Copy nothing but the text: reproduce each line of the listing exactly and leave the pictures out.

▼

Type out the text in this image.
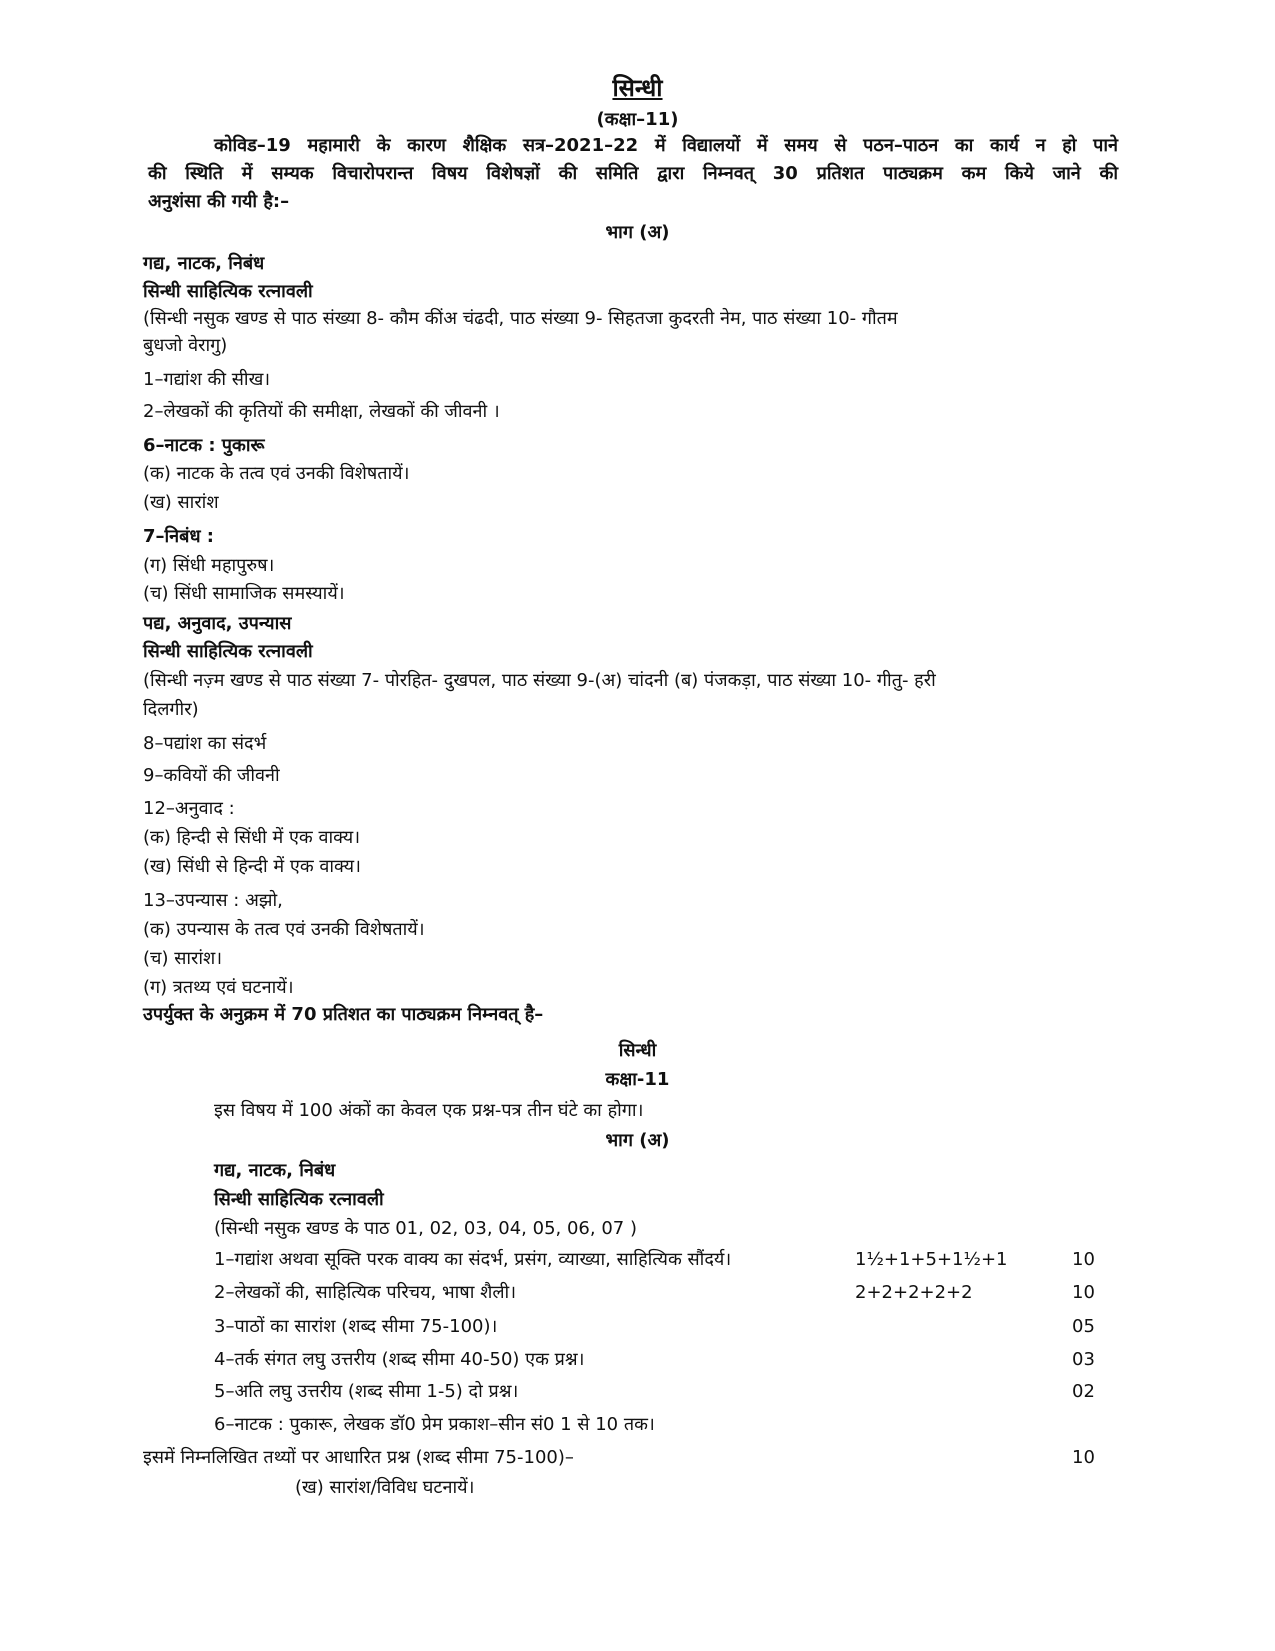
सिन्धी
(कक्षा–11)
कोविड–19 महामारी के कारण शैक्षिक सत्र–2021–22 में विद्यालयों में समय से पठन–पाठन का कार्य न हो पाने
की स्थिति में सम्यक विचारोपरान्त विषय विशेषज्ञों की समिति द्वारा निम्नवत् 30 प्रतिशत पाठ्यक्रम कम किये जाने की
अनुशंसा की गयी है:–
भाग (अ)
गद्य, नाटक, निबंध
सिन्धी साहित्यिक रत्नावली
(सिन्धी नसुक खण्ड से पाठ संख्या 8- कौम कींअ चंढदी, पाठ संख्या 9- सिहतजा कुदरती नेम, पाठ संख्या 10- गौतम
बुधजो वेरागु)
1–गद्यांश की सीख।
2–लेखकों की कृतियों की समीक्षा, लेखकों की जीवनी ।
6–नाटक : पुकारू
(क) नाटक के तत्व एवं उनकी विशेषतायें।
(ख) सारांश
7–निबंध :
(ग) सिंधी महापुरुष।
(च) सिंधी सामाजिक समस्यायें।
पद्य, अनुवाद, उपन्यास
सिन्धी साहित्यिक रत्नावली
(सिन्धी नज़्म खण्ड से पाठ संख्या 7- पोरहित- दुखपल, पाठ संख्या 9-(अ) चांदनी (ब) पंजकड़ा, पाठ संख्या 10- गीतु- हरी
दिलगीर)
8–पद्यांश का संदर्भ
9–कवियों की जीवनी
12–अनुवाद :
(क) हिन्दी से सिंधी में एक वाक्य।
(ख) सिंधी से हिन्दी में एक वाक्य।
13–उपन्यास : अझो,
(क) उपन्यास के तत्व एवं उनकी विशेषतायें।
(च) सारांश।
(ग) त्रतथ्य एवं घटनायें।
उपर्युक्त के अनुक्रम में 70 प्रतिशत का पाठ्यक्रम निम्नवत् है–
सिन्धी
कक्षा-11
इस विषय में 100 अंकों का केवल एक प्रश्न-पत्र तीन घंटे का होगा।
भाग (अ)
गद्य, नाटक, निबंध
सिन्धी साहित्यिक रत्नावली
(सिन्धी नसुक खण्ड के पाठ 01, 02, 03, 04, 05, 06, 07 )
1–गद्यांश अथवा सूक्ति परक वाक्य का संदर्भ, प्रसंग, व्याख्या, साहित्यिक सौंदर्य।	1½+1+5+1½+1	10
2–लेखकों की, साहित्यिक परिचय, भाषा शैली।	2+2+2+2+2	10
3–पाठों का सारांश (शब्द सीमा 75-100)।	05
4–तर्क संगत लघु उत्तरीय (शब्द सीमा 40-50) एक प्रश्न।	03
5–अति लघु उत्तरीय (शब्द सीमा 1-5) दो प्रश्न।	02
6–नाटक : पुकारू, लेखक डॉ0 प्रेम प्रकाश–सीन सं0 1 से 10 तक।
इसमें निम्नलिखित तथ्यों पर आधारित प्रश्न (शब्द सीमा 75-100)–	10
(ख) सारांश/विविध घटनायें।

▲

▶ [EXPECTED ANSWER]:
Type out the text in this image.
सिन्धी
(कक्षा–11)
कोविड–19 महामारी के कारण शैक्षिक सत्र–2021–22 में विद्यालयों में समय से पठन–पाठन का कार्य न हो पाने
की स्थिति में सम्यक विचारोपरान्त विषय विशेषज्ञों की समिति द्वारा निम्नवत् 30 प्रतिशत पाठ्यक्रम कम किये जाने की
अनुशंसा की गयी है:–
भाग (अ)
गद्य, नाटक, निबंध
सिन्धी साहित्यिक रत्नावली
(सिन्धी नसुक खण्ड से पाठ संख्या 8- कौम कींअ चंढदी, पाठ संख्या 9- सिहतजा कुदरती नेम, पाठ संख्या 10- गौतम
बुधजो वेरागु)
1–गद्यांश की सीख।
2–लेखकों की कृतियों की समीक्षा, लेखकों की जीवनी ।
6–नाटक : पुकारू
(क) नाटक के तत्व एवं उनकी विशेषतायें।
(ख) सारांश
7–निबंध :
(ग) सिंधी महापुरुष।
(च) सिंधी सामाजिक समस्यायें।
पद्य, अनुवाद, उपन्यास
सिन्धी साहित्यिक रत्नावली
(सिन्धी नज़्म खण्ड से पाठ संख्या 7- पोरहित- दुखपल, पाठ संख्या 9-(अ) चांदनी (ब) पंजकड़ा, पाठ संख्या 10- गीतु- हरी
दिलगीर)
8–पद्यांश का संदर्भ
9–कवियों की जीवनी
12–अनुवाद :
(क) हिन्दी से सिंधी में एक वाक्य।
(ख) सिंधी से हिन्दी में एक वाक्य।
13–उपन्यास : अझो,
(क) उपन्यास के तत्व एवं उनकी विशेषतायें।
(च) सारांश।
(ग) त्रतथ्य एवं घटनायें।
उपर्युक्त के अनुक्रम में 70 प्रतिशत का पाठ्यक्रम निम्नवत् है–
सिन्धी
कक्षा-11
इस विषय में 100 अंकों का केवल एक प्रश्न-पत्र तीन घंटे का होगा।
भाग (अ)
गद्य, नाटक, निबंध
सिन्धी साहित्यिक रत्नावली
(सिन्धी नसुक खण्ड के पाठ 01, 02, 03, 04, 05, 06, 07 )
1–गद्यांश अथवा सूक्ति परक वाक्य का संदर्भ, प्रसंग, व्याख्या, साहित्यिक सौंदर्य।	1½+1+5+1½+1	10
2–लेखकों की, साहित्यिक परिचय, भाषा शैली।	2+2+2+2+2	10
3–पाठों का सारांश (शब्द सीमा 75-100)।	05
4–तर्क संगत लघु उत्तरीय (शब्द सीमा 40-50) एक प्रश्न।	03
5–अति लघु उत्तरीय (शब्द सीमा 1-5) दो प्रश्न।	02
6–नाटक : पुकारू, लेखक डॉ0 प्रेम प्रकाश–सीन सं0 1 से 10 तक।
इसमें निम्नलिखित तथ्यों पर आधारित प्रश्न (शब्द सीमा 75-100)–	10
(ख) सारांश/विविध घटनायें।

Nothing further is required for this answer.